* START *

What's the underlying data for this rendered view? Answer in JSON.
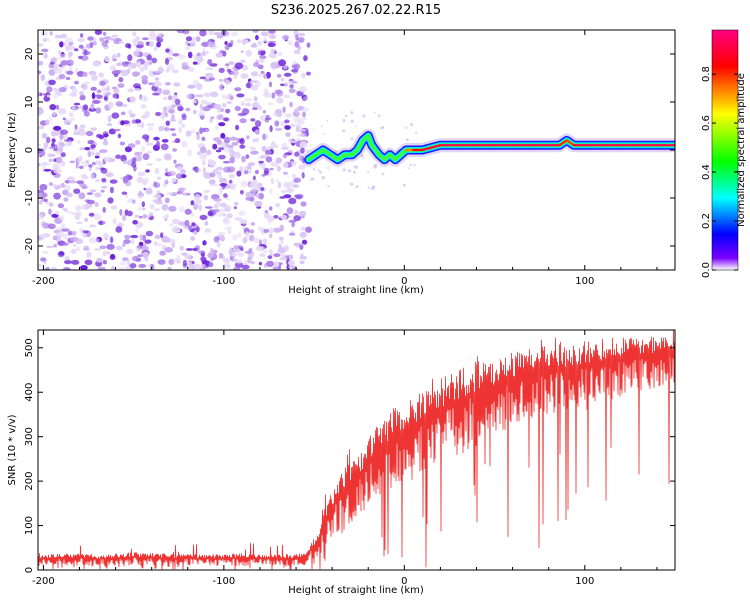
{
  "title": "S236.2025.267.02.22.R15",
  "chart_data": [
    {
      "type": "heatmap",
      "xlabel": "Height of straight line (km)",
      "ylabel": "Frequency (Hz)",
      "xlim": [
        -203,
        150
      ],
      "ylim": [
        -25,
        25
      ],
      "x_ticks": [
        -200,
        -100,
        0,
        100
      ],
      "x_tick_labels": [
        "-200",
        "-100",
        "0",
        "100"
      ],
      "y_ticks": [
        -20,
        -10,
        0,
        10,
        20
      ],
      "y_tick_labels": [
        "-20",
        "-10",
        "0",
        "10",
        "20"
      ],
      "noise_region_x": [
        -203,
        -53
      ],
      "ridge": {
        "x": [
          -53,
          -49,
          -45,
          -41,
          -37,
          -33,
          -29,
          -26,
          -23,
          -20,
          -18,
          -16,
          -14,
          -11,
          -8,
          -5,
          -2,
          1,
          5,
          10,
          20,
          30,
          40,
          50,
          60,
          70,
          80,
          86,
          90,
          94,
          100,
          110,
          120,
          130,
          140,
          150
        ],
        "y": [
          -2,
          -1,
          0,
          -1,
          -2,
          -1,
          -1,
          0,
          2,
          3,
          1,
          0,
          -1,
          -2,
          -1,
          -2,
          -1,
          0,
          0,
          0,
          1,
          1,
          1,
          1,
          1,
          1,
          1,
          1,
          2,
          1,
          1,
          1,
          1,
          1,
          1,
          1
        ],
        "amplitude": [
          0.15,
          0.2,
          0.3,
          0.3,
          0.35,
          0.4,
          0.4,
          0.45,
          0.5,
          0.45,
          0.45,
          0.5,
          0.55,
          0.55,
          0.6,
          0.6,
          0.65,
          0.7,
          0.8,
          0.9,
          0.95,
          0.95,
          0.95,
          0.95,
          0.95,
          0.95,
          0.95,
          0.95,
          0.7,
          0.9,
          0.95,
          0.95,
          0.95,
          0.95,
          0.95,
          0.95
        ]
      },
      "colorbar": {
        "label": "Normalized spectral amplitude",
        "ticks": [
          0.0,
          0.2,
          0.4,
          0.6,
          0.8
        ],
        "tick_labels": [
          "0.0",
          "0.2",
          "0.4",
          "0.6",
          "0.8"
        ],
        "range": [
          0,
          0.98
        ],
        "colormap": [
          "#ffffff",
          "#7b00ff",
          "#0000ff",
          "#00ffff",
          "#00ff00",
          "#ffff00",
          "#ff0000",
          "#ff0080"
        ]
      },
      "noise_color": "#7a2be2"
    },
    {
      "type": "line",
      "xlabel": "Height of straight line (km)",
      "ylabel": "SNR (10 * v/v)",
      "xlim": [
        -203,
        150
      ],
      "ylim": [
        0,
        540
      ],
      "x_ticks": [
        -200,
        -100,
        0,
        100
      ],
      "x_tick_labels": [
        "-200",
        "-100",
        "0",
        "100"
      ],
      "y_ticks": [
        0,
        100,
        200,
        300,
        400,
        500
      ],
      "y_tick_labels": [
        "0",
        "100",
        "200",
        "300",
        "400",
        "500"
      ],
      "color": "#ee3333",
      "series": [
        {
          "x": [
            -203,
            -190,
            -170,
            -150,
            -130,
            -110,
            -90,
            -70,
            -55,
            -48,
            -45,
            -40,
            -35,
            -30,
            -25,
            -20,
            -15,
            -10,
            -5,
            0,
            10,
            20,
            30,
            40,
            50,
            60,
            70,
            80,
            90,
            100,
            110,
            120,
            130,
            140,
            150
          ],
          "upper": [
            35,
            38,
            35,
            40,
            37,
            35,
            38,
            35,
            38,
            90,
            150,
            180,
            230,
            250,
            260,
            300,
            320,
            340,
            370,
            380,
            400,
            430,
            450,
            470,
            480,
            490,
            500,
            505,
            510,
            515,
            520,
            525,
            525,
            530,
            520
          ],
          "lower": [
            10,
            10,
            10,
            10,
            10,
            10,
            10,
            10,
            10,
            20,
            40,
            60,
            80,
            100,
            120,
            140,
            160,
            170,
            190,
            200,
            220,
            240,
            260,
            280,
            300,
            320,
            340,
            350,
            360,
            370,
            380,
            390,
            400,
            410,
            420
          ]
        }
      ]
    }
  ]
}
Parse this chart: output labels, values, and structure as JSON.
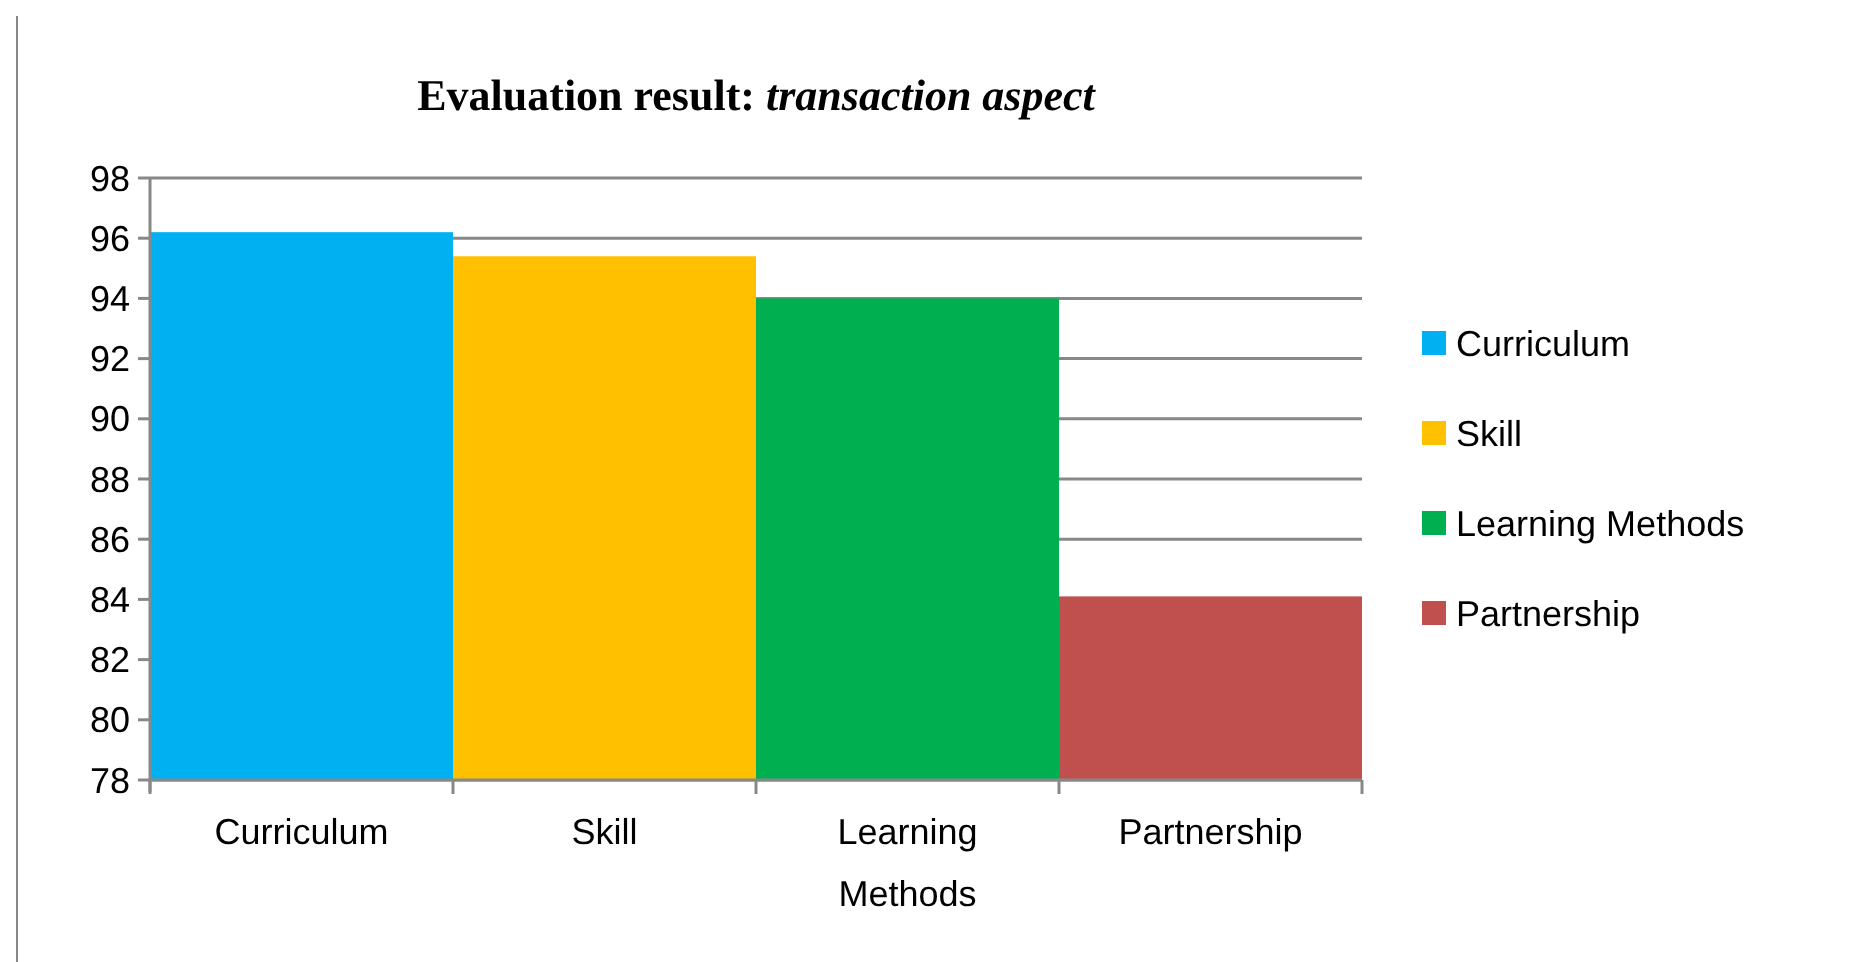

* END *

## Request
Only lines that contain the word "this" are wanted; copy each of them.

## Finished exercise
What's the underlying data for this rendered view? Answer in JSON.
Parse this chart: output labels, values, and structure as JSON.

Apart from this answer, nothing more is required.